» **THE PROBLEM**: Find the word "LOKVE" in the records below. List each line containing it.

(Data extracted from a collection)
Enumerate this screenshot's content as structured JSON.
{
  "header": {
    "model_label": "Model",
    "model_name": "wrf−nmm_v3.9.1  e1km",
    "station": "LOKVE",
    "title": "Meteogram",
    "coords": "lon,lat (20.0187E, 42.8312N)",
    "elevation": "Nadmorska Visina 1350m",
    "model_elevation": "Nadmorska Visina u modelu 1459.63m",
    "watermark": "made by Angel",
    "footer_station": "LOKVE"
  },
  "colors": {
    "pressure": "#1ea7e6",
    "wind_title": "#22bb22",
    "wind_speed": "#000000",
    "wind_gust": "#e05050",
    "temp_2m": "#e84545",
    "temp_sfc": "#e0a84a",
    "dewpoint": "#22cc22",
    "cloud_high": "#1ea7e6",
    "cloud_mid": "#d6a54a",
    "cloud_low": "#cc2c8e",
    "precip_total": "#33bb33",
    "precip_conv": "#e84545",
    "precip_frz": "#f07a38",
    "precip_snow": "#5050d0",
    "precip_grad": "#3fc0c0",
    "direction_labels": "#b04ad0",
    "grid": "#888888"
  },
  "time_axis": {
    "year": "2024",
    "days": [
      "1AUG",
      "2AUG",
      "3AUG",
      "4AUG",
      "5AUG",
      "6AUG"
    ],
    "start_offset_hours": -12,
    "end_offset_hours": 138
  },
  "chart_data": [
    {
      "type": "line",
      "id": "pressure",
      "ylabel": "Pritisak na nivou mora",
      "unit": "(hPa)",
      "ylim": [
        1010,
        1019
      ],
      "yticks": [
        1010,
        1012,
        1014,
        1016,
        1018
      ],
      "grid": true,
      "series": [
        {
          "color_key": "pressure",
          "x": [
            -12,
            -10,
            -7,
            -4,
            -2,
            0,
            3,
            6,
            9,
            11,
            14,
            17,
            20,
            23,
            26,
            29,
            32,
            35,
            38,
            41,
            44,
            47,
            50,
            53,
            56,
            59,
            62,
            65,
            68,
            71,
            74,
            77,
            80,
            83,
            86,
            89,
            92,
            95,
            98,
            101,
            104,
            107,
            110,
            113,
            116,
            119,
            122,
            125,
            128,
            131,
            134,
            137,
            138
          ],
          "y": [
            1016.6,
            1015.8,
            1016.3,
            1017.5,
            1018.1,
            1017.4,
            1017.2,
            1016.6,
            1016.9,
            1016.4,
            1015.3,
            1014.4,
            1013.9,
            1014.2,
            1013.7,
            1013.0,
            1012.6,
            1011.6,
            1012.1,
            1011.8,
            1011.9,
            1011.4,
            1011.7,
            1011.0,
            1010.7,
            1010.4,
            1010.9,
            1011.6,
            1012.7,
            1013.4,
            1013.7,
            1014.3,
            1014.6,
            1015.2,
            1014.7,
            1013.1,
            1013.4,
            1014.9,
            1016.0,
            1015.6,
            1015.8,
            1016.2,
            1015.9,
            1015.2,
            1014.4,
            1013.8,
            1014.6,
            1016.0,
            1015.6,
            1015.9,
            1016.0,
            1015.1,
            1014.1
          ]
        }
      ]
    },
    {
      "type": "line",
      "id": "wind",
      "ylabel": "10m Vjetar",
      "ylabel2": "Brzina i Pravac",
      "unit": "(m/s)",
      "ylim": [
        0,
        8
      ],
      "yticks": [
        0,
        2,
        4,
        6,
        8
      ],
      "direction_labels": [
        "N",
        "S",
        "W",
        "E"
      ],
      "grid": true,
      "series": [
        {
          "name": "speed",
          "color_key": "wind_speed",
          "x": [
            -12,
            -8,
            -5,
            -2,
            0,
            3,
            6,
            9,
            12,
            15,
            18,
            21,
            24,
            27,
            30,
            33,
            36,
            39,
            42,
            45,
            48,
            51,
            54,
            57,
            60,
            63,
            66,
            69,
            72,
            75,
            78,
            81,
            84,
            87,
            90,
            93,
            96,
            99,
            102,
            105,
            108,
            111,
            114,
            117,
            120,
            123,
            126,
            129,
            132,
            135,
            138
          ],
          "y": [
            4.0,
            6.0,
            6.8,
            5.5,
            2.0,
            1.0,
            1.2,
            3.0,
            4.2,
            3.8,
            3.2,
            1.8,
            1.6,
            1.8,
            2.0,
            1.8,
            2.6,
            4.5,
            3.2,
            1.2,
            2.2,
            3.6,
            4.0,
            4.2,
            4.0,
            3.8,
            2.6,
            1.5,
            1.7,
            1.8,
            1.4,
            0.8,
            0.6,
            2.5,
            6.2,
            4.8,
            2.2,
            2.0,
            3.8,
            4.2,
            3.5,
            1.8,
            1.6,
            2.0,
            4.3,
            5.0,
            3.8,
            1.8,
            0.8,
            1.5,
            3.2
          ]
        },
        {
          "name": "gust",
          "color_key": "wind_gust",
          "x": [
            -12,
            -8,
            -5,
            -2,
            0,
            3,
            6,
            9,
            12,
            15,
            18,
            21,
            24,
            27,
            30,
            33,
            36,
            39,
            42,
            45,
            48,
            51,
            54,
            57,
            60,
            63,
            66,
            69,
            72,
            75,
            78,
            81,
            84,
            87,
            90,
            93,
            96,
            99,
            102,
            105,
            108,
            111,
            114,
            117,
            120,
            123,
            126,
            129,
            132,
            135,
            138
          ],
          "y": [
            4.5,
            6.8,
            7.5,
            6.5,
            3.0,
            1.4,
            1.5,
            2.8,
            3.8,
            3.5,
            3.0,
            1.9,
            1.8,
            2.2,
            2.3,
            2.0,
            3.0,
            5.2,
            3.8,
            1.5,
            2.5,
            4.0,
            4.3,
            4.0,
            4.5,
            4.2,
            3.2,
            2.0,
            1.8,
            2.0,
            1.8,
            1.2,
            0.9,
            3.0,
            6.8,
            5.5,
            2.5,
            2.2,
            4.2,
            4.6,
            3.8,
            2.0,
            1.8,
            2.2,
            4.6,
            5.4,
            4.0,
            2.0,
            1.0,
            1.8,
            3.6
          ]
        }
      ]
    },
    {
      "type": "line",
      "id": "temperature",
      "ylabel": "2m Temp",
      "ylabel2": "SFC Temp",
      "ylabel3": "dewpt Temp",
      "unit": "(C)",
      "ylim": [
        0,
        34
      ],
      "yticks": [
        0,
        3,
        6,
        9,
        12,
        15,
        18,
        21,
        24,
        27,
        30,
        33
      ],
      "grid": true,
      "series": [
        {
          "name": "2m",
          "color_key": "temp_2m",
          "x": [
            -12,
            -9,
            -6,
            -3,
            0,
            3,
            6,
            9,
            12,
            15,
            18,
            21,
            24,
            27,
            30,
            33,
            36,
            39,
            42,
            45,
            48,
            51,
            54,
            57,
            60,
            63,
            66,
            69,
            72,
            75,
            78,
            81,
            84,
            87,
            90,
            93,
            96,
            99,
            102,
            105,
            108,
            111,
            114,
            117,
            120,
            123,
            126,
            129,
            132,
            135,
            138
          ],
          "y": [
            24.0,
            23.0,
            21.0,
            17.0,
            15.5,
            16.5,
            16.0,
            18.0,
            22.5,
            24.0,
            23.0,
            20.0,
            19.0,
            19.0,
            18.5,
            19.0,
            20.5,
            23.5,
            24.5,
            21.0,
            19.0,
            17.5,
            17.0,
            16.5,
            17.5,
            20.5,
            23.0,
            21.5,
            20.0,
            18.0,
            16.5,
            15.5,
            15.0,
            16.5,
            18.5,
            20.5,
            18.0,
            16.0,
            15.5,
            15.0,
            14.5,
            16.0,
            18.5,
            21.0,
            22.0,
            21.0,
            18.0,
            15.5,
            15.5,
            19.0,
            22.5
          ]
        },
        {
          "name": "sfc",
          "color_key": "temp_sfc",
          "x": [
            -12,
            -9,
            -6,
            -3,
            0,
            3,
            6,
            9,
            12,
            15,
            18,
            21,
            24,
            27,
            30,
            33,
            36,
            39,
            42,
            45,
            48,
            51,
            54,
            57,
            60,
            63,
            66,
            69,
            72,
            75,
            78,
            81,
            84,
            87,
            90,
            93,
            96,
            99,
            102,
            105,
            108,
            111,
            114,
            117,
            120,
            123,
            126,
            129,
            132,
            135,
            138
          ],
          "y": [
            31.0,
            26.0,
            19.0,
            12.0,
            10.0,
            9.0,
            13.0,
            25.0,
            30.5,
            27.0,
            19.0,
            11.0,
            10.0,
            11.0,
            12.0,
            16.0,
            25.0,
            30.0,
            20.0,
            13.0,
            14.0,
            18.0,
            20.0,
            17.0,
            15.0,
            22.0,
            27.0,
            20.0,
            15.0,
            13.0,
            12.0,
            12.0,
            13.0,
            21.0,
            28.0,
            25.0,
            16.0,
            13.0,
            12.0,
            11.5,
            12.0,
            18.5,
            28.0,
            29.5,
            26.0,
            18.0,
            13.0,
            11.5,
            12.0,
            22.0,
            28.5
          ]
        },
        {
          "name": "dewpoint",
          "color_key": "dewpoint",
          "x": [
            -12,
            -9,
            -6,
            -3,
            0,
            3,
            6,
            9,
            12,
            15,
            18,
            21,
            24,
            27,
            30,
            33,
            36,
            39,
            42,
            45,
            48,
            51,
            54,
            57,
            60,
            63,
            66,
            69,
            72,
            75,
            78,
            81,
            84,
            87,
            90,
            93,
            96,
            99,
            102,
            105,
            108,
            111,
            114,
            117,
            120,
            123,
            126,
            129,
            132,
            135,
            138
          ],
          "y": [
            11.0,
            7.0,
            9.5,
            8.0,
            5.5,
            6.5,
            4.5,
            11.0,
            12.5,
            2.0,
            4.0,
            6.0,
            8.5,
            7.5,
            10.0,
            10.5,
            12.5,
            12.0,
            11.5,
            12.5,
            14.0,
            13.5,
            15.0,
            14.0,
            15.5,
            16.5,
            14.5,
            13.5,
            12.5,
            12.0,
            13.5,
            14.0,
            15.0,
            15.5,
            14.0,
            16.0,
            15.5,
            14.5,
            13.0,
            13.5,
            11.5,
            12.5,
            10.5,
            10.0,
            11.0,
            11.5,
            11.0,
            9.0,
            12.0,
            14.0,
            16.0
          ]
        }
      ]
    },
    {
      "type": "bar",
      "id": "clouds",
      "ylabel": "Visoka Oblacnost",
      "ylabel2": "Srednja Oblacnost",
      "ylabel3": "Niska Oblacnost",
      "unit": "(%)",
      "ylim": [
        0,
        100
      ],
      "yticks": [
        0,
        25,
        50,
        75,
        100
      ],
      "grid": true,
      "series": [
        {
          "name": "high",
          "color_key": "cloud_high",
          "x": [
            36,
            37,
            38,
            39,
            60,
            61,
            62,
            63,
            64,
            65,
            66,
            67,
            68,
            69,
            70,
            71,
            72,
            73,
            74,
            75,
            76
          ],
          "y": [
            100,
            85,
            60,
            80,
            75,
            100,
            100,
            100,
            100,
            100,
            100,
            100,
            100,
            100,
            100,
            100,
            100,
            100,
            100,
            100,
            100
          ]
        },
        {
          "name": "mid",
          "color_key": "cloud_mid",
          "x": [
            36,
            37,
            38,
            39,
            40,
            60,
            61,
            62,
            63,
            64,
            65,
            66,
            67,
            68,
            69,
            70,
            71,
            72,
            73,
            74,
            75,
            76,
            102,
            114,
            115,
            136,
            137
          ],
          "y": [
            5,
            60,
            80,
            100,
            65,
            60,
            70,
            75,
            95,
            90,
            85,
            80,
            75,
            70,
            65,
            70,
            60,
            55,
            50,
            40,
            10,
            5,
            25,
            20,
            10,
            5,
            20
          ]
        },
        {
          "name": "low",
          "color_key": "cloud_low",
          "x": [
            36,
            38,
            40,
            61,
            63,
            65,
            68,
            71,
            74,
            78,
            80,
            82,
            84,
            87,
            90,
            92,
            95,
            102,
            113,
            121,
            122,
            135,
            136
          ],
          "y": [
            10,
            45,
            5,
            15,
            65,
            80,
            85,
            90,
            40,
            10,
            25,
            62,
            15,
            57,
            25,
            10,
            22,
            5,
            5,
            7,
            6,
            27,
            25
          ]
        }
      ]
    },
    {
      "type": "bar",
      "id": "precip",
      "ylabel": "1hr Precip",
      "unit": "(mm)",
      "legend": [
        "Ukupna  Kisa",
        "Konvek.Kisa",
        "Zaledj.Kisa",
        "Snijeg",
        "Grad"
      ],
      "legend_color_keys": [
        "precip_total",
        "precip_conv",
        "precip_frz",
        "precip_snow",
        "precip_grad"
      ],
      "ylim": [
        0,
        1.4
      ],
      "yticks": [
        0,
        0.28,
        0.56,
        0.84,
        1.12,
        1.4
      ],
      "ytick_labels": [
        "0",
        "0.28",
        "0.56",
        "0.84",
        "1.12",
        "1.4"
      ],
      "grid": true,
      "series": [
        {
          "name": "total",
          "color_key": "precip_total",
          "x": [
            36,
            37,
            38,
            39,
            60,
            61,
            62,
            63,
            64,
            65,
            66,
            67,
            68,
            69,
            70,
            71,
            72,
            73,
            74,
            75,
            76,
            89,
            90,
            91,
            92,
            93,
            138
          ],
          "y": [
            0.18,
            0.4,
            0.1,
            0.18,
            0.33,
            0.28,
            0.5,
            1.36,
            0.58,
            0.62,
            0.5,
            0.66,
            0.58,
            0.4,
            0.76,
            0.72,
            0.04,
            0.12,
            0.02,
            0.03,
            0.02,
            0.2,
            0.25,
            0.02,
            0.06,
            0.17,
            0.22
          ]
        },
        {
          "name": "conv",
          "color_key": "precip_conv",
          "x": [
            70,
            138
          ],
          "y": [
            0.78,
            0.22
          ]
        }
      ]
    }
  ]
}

» **RESPONSE TO THE EXERCISE**:
    "station": "LOKVE",
    "footer_station": "LOKVE"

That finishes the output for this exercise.